◆ **Task requirements**
For this exercise, repeat all of the material verbatim apart from its images.

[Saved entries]
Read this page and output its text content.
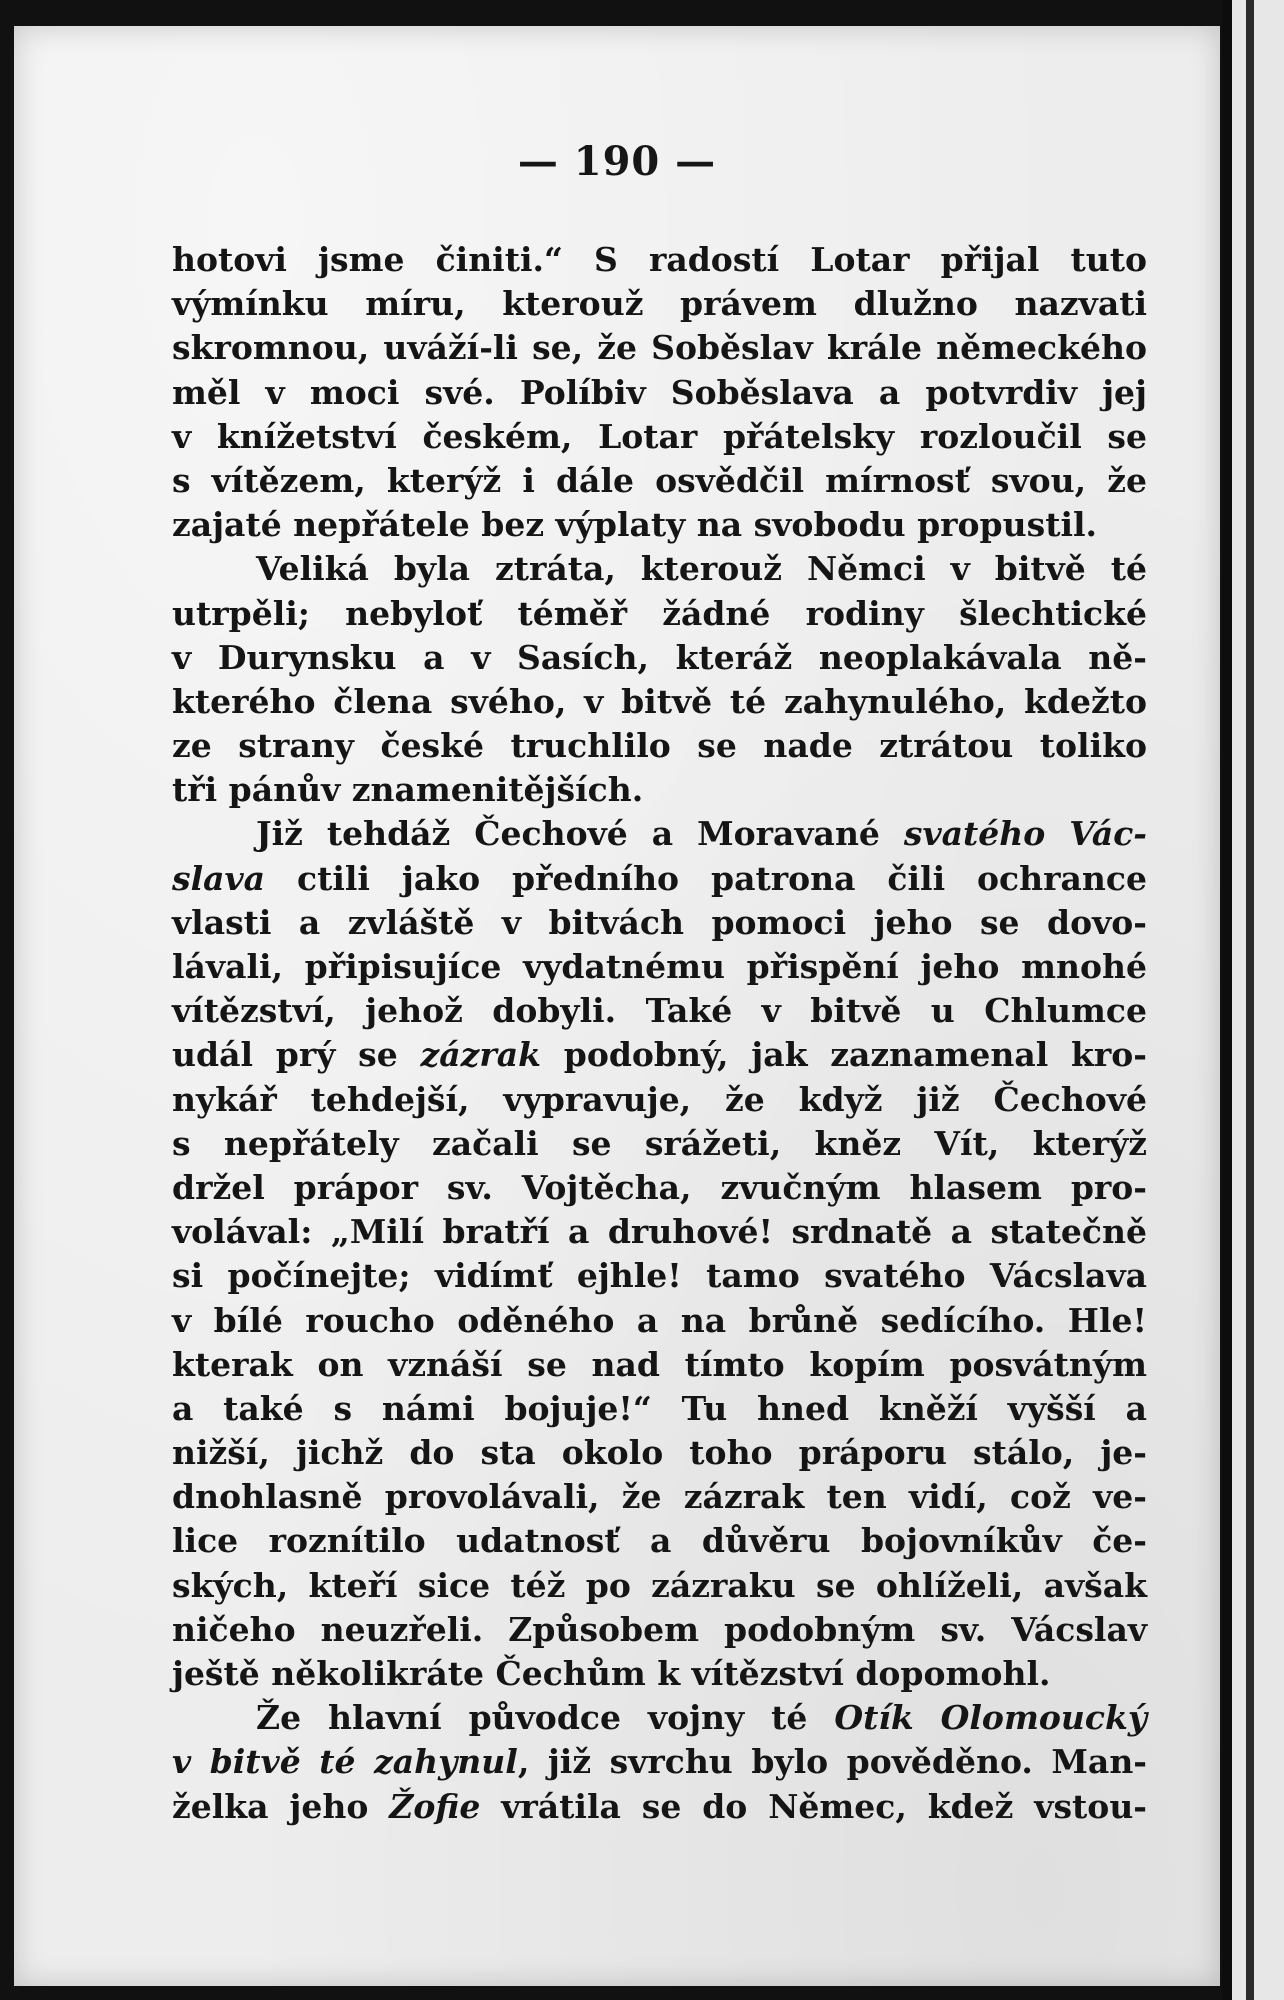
— 190 —
hotovi jsme činiti.“ S radostí Lotar přijal tuto
výmínku míru, kterouž právem dlužno nazvati
skromnou, uváží-li se, že Soběslav krále německého
měl v moci své. Políbiv Soběslava a potvrdiv jej
v knížetství českém, Lotar přátelsky rozloučil se
s vítězem, kterýž i dále osvědčil mírnosť svou, že
zajaté nepřátele bez výplaty na svobodu propustil.
Veliká byla ztráta, kterouž Němci v bitvě té
utrpěli; nebyloť téměř žádné rodiny šlechtické
v Durynsku a v Sasích, kteráž neoplakávala ně-
kterého člena svého, v bitvě té zahynulého, kdežto
ze strany české truchlilo se nade ztrátou toliko
tři pánův znamenitějších.
Již tehdáž Čechové a Moravané svatého Vác-
slava ctili jako předního patrona čili ochrance
vlasti a zvláště v bitvách pomoci jeho se dovo-
lávali, připisujíce vydatnému přispění jeho mnohé
vítězství, jehož dobyli. Také v bitvě u Chlumce
udál prý se zázrak podobný, jak zaznamenal kro-
nykář tehdejší, vypravuje, že když již Čechové
s nepřátely začali se srážeti, kněz Vít, kterýž
držel prápor sv. Vojtěcha, zvučným hlasem pro-
volával: „Milí bratří a druhové! srdnatě a statečně
si počínejte; vidímť ejhle! tamo svatého Vácslava
v bílé roucho oděného a na brůně sedícího. Hle!
kterak on vznáší se nad tímto kopím posvátným
a také s námi bojuje!“ Tu hned kněží vyšší a
nižší, jichž do sta okolo toho práporu stálo, je-
dnohlasně provolávali, že zázrak ten vidí, což ve-
lice roznítilo udatnosť a důvěru bojovníkův če-
ských, kteří sice též po zázraku se ohlíželi, avšak
ničeho neuzřeli. Způsobem podobným sv. Vácslav
ještě několikráte Čechům k vítězství dopomohl.
Že hlavní původce vojny té Otík Olomoucký
v bitvě té zahynul, již svrchu bylo pověděno. Man-
želka jeho Žofie vrátila se do Němec, kdež vstou-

◆ **Task output**
Read this page and output its text content.
— 190 —
hotovi jsme činiti.“ S radostí Lotar přijal tuto
výmínku míru, kterouž právem dlužno nazvati
skromnou, uváží-li se, že Soběslav krále německého
měl v moci své. Políbiv Soběslava a potvrdiv jej
v knížetství českém, Lotar přátelsky rozloučil se
s vítězem, kterýž i dále osvědčil mírnosť svou, že
zajaté nepřátele bez výplaty na svobodu propustil.
Veliká byla ztráta, kterouž Němci v bitvě té
utrpěli; nebyloť téměř žádné rodiny šlechtické
v Durynsku a v Sasích, kteráž neoplakávala ně-
kterého člena svého, v bitvě té zahynulého, kdežto
ze strany české truchlilo se nade ztrátou toliko
tři pánův znamenitějších.
Již tehdáž Čechové a Moravané svatého Vác-
slava ctili jako předního patrona čili ochrance
vlasti a zvláště v bitvách pomoci jeho se dovo-
lávali, připisujíce vydatnému přispění jeho mnohé
vítězství, jehož dobyli. Také v bitvě u Chlumce
udál prý se zázrak podobný, jak zaznamenal kro-
nykář tehdejší, vypravuje, že když již Čechové
s nepřátely začali se srážeti, kněz Vít, kterýž
držel prápor sv. Vojtěcha, zvučným hlasem pro-
volával: „Milí bratří a druhové! srdnatě a statečně
si počínejte; vidímť ejhle! tamo svatého Vácslava
v bílé roucho oděného a na brůně sedícího. Hle!
kterak on vznáší se nad tímto kopím posvátným
a také s námi bojuje!“ Tu hned kněží vyšší a
nižší, jichž do sta okolo toho práporu stálo, je-
dnohlasně provolávali, že zázrak ten vidí, což ve-
lice roznítilo udatnosť a důvěru bojovníkův če-
ských, kteří sice též po zázraku se ohlíželi, avšak
ničeho neuzřeli. Způsobem podobným sv. Vácslav
ještě několikráte Čechům k vítězství dopomohl.
Že hlavní původce vojny té Otík Olomoucký
v bitvě té zahynul, již svrchu bylo pověděno. Man-
želka jeho Žofie vrátila se do Němec, kdež vstou-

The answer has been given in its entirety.